# Print head alignment techniques using Epson 4880 systems?



## Justin Walker (Dec 6, 2006)

So one of the things that bothers me about one of my current printers is the fact that it cannot print in bi-directional mode. Why? Well, I think it has something to do with the fact that the print head has never been properly aligned, but I don't know. I have found that the Epson utility contains a "print head alignment" feature that can be used to auto-align the print head, but I find that it is not very effective.

The auto-alignment process prints a few lines of pattern to try and register the print, but it can only read half of the lines; since half of the channels have white ink in them, I don't think this process is able to read the white ink for the alignment routine. I have tried other things, including cutting strips of black paper, taping them to some white paper in an alternating fashion (so that the lines print black, white, black, white, etc), and then using that to do the alignment test - this did not seem to work.

Basically, if I put a dark media down, it won't be able to read the dark ink, and if I put a light media down, it won't be able to read the white ink! Either way, it seems like half of the nozzles wouldn't get aligned..... Anyways, any help would be appreciated! Any techniques that you guys use to "dial in" your Epson 4880 print head would be GREATLY APPRECIATED! The printer works great, but I am tired of printing in unidirectional mode all the time.......... I have a potential solution, but it involves draining the white ink from my machine, filling it with dual CMYK, doing a series of alignment routines, then loading the white ink back in.... Seems like too much work, in case it isn't even successful. We had a print head replaced a month or two ago, and I don't think it was ever properly dialed in for our printer.

Oh, and if the conversation gets a little heated or off topic, as it often does on these forums, I won't get mad and kick you guys out of my thread.... Just try and be respectful as you are biting each others' heads off.


----------



## Conde_David (May 29, 2008)

Give me a call and I will walk you through the alignment manually.


----------



## erich (Apr 15, 2009)

#####

**REQUEST 1:**
Name every person who posts in the Epson 4880 print head alignment thread.
**REQUEST 2:**
Pick up the Epson 4880 print head alignment thread where it stops.

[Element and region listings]
#####

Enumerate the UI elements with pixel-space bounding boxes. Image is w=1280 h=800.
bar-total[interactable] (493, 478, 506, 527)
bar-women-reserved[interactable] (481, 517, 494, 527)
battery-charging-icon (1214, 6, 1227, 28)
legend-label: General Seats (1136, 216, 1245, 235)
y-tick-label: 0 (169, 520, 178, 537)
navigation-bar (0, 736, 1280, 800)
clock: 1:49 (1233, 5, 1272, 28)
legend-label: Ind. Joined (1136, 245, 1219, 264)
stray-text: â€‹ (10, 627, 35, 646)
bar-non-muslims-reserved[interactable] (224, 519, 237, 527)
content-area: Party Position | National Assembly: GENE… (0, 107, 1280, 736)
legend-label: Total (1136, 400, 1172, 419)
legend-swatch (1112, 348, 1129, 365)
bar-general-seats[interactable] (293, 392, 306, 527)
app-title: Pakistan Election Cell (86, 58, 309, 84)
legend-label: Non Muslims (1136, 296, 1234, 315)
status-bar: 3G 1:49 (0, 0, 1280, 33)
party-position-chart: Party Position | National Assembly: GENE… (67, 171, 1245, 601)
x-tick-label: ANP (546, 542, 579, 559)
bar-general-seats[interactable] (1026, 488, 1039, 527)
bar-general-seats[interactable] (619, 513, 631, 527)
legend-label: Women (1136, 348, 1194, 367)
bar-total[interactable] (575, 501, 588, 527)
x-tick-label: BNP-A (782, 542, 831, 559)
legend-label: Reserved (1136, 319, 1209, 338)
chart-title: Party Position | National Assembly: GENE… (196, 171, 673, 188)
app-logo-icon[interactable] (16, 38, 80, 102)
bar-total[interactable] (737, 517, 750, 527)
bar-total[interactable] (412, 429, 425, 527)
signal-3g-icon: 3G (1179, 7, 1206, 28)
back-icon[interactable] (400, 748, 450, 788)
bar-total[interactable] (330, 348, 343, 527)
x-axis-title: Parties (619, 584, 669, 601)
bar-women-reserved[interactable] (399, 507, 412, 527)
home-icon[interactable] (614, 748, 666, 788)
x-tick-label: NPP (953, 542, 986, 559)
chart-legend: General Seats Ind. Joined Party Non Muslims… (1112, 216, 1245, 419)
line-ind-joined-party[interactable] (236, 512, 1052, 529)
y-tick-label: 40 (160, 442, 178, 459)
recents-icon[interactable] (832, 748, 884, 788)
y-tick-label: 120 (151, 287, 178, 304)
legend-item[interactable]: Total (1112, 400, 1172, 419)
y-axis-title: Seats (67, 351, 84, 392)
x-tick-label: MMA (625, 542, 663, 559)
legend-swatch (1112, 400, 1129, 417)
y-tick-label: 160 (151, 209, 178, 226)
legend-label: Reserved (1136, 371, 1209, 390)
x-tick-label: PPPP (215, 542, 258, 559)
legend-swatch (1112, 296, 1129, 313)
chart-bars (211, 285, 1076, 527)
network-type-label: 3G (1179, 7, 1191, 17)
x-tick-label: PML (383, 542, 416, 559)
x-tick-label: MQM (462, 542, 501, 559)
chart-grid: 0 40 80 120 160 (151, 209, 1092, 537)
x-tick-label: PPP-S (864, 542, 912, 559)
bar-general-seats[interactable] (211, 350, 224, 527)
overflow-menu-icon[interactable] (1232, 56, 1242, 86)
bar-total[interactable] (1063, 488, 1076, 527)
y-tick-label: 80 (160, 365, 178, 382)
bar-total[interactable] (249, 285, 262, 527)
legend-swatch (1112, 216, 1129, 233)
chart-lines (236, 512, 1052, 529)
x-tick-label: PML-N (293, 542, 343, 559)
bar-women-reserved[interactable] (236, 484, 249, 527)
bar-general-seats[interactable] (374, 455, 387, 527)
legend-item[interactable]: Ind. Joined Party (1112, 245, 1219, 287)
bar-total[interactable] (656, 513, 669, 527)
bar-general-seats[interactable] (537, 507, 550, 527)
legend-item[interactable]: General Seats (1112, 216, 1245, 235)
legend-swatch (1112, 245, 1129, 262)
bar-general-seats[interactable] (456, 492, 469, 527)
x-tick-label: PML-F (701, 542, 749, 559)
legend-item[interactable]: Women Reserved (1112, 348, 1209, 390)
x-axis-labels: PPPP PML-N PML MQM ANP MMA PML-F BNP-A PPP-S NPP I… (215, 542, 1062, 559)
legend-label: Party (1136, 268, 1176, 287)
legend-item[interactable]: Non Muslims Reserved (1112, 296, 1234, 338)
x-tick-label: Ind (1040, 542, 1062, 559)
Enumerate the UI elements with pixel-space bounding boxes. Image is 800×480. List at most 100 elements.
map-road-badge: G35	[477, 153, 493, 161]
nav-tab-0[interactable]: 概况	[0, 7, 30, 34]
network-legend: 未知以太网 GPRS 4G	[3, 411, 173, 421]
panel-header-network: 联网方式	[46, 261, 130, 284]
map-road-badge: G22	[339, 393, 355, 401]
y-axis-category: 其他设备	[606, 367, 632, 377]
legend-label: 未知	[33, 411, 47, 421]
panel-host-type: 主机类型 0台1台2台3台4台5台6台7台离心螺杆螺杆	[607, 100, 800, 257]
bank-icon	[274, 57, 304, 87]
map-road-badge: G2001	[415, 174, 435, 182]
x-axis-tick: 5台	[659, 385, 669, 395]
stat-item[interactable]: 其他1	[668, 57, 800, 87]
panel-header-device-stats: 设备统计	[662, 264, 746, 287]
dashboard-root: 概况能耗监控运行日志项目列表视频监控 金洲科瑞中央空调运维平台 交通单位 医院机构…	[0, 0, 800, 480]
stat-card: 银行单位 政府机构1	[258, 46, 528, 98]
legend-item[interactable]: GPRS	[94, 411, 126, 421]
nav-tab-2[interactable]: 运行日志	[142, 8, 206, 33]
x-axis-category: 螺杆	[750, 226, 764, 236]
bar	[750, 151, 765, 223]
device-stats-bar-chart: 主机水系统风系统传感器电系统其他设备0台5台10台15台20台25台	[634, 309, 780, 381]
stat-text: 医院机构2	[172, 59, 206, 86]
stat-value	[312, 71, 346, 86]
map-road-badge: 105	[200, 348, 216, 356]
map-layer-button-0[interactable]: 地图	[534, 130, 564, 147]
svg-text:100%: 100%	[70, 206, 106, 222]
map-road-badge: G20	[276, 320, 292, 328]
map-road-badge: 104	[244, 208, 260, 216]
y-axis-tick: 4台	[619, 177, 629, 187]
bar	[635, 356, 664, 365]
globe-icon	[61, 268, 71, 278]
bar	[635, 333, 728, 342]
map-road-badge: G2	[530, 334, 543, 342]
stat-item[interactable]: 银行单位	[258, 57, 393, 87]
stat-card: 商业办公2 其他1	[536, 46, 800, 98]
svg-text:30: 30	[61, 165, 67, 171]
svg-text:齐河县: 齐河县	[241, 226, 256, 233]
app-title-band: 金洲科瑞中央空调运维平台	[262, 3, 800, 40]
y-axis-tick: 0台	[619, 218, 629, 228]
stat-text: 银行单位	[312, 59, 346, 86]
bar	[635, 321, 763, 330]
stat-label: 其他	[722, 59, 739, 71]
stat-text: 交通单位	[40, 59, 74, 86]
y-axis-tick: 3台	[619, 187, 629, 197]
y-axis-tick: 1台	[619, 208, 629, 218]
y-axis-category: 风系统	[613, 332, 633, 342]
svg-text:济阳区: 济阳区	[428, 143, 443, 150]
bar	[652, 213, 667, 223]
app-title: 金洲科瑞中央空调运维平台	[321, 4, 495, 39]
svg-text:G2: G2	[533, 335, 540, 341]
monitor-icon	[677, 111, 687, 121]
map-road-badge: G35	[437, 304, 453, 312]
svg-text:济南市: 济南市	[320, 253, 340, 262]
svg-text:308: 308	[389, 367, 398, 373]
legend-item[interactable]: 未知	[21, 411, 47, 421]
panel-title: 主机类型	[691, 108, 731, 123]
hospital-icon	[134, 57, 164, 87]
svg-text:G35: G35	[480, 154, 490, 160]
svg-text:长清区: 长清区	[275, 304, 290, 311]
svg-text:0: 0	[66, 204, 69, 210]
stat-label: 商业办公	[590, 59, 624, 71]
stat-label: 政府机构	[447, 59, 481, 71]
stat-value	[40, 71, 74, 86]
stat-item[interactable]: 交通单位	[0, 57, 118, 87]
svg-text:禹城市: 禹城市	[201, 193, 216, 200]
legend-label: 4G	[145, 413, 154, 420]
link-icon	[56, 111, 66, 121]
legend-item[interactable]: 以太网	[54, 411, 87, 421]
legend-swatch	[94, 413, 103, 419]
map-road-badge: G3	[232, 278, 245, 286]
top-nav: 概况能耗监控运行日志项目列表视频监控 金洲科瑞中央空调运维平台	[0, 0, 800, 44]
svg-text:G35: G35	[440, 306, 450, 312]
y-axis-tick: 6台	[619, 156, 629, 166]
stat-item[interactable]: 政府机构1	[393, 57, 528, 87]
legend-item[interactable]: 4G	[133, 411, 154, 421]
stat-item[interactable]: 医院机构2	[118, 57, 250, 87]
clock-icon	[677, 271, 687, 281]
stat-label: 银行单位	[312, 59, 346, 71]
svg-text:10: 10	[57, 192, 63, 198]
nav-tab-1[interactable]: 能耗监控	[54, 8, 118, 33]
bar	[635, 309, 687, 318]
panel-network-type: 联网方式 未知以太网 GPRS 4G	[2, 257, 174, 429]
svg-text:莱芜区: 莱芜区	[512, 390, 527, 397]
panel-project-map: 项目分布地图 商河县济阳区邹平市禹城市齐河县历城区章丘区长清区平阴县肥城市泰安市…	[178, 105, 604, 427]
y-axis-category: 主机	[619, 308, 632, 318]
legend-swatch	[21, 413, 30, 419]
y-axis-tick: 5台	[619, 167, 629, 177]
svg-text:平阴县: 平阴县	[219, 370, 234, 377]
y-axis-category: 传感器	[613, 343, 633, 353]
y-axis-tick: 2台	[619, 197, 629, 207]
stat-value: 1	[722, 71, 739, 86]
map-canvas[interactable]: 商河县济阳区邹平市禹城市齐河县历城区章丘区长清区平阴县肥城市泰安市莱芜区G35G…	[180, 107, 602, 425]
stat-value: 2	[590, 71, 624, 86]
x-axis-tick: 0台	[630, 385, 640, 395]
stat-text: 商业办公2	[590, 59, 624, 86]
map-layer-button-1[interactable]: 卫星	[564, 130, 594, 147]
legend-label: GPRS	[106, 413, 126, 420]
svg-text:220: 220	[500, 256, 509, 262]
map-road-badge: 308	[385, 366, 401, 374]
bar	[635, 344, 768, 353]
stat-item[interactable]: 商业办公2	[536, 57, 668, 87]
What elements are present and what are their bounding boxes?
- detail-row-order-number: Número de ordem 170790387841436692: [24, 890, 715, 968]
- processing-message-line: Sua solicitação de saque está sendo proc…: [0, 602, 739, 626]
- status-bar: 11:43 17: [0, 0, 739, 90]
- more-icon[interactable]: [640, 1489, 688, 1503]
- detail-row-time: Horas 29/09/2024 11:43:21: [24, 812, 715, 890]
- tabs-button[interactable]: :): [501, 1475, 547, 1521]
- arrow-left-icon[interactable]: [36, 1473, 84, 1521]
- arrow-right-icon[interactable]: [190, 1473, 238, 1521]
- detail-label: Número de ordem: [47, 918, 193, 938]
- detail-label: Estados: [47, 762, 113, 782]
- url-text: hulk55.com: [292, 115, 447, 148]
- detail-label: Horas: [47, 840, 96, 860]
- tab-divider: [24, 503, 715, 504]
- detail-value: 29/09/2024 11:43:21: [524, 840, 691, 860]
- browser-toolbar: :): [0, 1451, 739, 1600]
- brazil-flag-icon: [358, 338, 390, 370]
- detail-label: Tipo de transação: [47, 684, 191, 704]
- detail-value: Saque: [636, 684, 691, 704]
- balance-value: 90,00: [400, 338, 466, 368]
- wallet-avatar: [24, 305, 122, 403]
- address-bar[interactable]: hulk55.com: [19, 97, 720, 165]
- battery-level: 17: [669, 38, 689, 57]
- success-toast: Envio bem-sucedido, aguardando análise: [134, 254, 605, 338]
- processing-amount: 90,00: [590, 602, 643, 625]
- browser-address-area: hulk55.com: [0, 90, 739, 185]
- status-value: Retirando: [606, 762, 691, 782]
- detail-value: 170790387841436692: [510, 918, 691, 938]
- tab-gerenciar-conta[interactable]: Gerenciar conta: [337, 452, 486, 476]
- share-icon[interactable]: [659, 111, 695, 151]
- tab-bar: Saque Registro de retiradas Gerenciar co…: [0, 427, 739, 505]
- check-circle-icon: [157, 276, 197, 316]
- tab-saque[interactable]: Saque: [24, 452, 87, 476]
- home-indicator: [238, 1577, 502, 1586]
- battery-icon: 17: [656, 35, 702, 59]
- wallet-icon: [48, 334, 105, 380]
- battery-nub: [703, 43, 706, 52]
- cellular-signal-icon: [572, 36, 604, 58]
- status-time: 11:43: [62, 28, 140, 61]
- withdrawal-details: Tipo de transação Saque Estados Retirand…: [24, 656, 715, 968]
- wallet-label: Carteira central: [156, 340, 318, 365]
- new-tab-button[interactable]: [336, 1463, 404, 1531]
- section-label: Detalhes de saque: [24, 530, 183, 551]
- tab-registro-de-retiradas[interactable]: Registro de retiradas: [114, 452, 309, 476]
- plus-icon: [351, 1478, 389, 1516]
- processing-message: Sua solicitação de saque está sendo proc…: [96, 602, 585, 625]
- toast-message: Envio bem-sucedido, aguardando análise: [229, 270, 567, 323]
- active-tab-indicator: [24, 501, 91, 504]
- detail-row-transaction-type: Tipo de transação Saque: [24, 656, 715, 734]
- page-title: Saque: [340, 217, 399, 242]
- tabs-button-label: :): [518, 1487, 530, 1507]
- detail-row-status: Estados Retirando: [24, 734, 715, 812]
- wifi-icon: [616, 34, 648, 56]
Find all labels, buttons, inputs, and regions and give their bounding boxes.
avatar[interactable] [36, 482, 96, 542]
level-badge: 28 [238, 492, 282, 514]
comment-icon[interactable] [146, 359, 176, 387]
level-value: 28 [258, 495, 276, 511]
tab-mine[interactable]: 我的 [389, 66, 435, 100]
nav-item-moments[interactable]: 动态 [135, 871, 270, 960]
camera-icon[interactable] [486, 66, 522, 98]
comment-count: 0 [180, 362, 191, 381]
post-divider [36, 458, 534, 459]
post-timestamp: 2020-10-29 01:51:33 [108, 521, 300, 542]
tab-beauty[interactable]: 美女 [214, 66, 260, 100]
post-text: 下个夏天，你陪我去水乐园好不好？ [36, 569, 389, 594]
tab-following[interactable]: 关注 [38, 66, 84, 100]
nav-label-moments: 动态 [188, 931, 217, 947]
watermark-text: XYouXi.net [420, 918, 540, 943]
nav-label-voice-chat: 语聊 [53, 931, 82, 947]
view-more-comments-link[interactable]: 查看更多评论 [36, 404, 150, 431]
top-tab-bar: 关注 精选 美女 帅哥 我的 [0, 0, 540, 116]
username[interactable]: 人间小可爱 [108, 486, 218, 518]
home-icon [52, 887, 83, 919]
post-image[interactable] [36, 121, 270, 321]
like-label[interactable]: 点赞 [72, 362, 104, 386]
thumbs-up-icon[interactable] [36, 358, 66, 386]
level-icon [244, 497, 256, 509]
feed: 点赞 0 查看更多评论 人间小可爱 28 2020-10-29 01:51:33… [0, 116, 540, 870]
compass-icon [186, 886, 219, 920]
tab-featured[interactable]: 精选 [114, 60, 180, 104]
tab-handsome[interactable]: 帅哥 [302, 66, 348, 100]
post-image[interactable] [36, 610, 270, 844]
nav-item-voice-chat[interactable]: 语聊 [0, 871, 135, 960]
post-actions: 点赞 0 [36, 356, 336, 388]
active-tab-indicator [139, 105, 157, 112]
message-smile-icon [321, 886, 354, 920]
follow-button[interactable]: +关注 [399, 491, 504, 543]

#####

**EXERCISE ANSWER 1:**
Justin Walker, Conde_David, erich

**EXERCISE ANSWER 2:**
use a transparency sheet to print your alignment pattern.

Our techs use a sheet of clear plexiglass which they can then wipe clean and use again.

I would not do an auto align, it really doesn't work too well and in fact can throw the alignment out even more.

Doing a proper alignment on a 4880 based printer can take some time, machines that are seriously out of alignment can take a good 1-2 hours to get back again.

It is important that you get some professional help to guide you through the process as it can easily be aligned incorrect.

One tip, make sure the platen height is always set correct when doing an alignment test print.

Hope this helps

Regards
Jerry 
DTG Digital


----------



## cavedave (Dec 5, 2006)

Hello Justin,

The Bi-directional alignment is based on the head height from the media and even very small changes to the distance between the head and the media will put the bi-directional alignment off.

Its an issue that occurs in large format printing due to the big changes in media thickness.

The large format machines seem to handle this better as they are built typically with a minimum of 2mm from the media while an Epson is deisgner with a maximum of 2mm from the media.
The big problem is that even if you do getthis setup, any change to the height of the shirt board and your bi-directional alignment needs to be redone.

Good luck with your quest and I will be interested to read how you get on.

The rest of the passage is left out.